▸ INPUT ROWS:
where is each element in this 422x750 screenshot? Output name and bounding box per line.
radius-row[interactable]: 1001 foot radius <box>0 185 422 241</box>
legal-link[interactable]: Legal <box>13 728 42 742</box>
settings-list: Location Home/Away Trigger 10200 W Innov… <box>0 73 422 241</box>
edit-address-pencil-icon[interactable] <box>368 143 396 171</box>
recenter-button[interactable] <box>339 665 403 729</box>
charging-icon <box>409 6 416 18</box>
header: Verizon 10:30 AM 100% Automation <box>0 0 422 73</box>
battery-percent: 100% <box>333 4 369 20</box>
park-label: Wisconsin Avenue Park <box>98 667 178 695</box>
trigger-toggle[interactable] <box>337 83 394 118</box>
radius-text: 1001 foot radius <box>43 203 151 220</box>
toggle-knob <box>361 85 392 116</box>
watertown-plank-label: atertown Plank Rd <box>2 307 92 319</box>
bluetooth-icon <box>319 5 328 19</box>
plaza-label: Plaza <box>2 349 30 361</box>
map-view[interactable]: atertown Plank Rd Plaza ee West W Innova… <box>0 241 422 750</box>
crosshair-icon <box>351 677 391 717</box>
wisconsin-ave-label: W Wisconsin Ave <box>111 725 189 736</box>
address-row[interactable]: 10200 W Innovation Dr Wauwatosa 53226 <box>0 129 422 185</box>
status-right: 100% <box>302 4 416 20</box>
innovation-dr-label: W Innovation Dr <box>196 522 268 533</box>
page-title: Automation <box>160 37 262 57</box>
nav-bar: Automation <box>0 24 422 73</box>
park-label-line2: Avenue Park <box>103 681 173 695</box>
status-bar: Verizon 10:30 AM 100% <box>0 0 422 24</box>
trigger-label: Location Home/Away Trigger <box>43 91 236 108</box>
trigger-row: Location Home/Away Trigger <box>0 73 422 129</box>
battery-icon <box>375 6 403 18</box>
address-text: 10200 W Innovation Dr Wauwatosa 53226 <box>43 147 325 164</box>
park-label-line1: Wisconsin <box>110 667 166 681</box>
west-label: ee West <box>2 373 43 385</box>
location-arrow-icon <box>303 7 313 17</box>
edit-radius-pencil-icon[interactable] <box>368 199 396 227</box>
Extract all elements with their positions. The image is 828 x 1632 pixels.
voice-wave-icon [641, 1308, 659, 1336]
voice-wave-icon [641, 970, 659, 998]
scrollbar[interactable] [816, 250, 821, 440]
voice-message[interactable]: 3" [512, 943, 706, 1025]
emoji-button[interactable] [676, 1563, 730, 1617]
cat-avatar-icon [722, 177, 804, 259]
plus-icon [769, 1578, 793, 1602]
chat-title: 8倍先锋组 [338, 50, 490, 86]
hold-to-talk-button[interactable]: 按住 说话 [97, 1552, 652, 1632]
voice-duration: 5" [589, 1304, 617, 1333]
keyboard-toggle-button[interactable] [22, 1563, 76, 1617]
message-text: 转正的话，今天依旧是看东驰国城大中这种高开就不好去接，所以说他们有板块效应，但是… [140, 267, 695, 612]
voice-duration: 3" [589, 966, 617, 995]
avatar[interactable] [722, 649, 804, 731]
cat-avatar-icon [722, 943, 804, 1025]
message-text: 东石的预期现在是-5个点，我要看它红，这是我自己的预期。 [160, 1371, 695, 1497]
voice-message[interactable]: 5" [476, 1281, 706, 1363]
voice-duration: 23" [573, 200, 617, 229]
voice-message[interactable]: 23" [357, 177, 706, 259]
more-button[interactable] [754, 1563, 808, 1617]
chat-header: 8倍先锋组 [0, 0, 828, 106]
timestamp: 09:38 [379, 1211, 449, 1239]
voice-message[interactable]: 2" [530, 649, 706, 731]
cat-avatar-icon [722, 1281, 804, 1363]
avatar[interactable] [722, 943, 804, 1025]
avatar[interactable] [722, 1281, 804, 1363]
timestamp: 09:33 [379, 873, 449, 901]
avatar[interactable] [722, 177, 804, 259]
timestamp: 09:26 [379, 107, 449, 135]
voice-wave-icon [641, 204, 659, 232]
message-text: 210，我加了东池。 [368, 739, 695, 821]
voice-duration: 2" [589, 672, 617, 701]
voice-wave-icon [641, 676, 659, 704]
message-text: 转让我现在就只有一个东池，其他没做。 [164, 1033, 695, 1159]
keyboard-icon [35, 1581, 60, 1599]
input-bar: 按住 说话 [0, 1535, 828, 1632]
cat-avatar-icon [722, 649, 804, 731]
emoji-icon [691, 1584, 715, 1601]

▸ GIVEN INSTRUCTION:
Report each line of the records that contains the string "radius", treating uppercase and lowercase as different.

▸ REPLY:
radius-row[interactable]: 1001 foot radius <box>0 185 422 241</box>
radius-text: 1001 foot radius <box>43 203 151 220</box>
edit-radius-pencil-icon[interactable] <box>368 199 396 227</box>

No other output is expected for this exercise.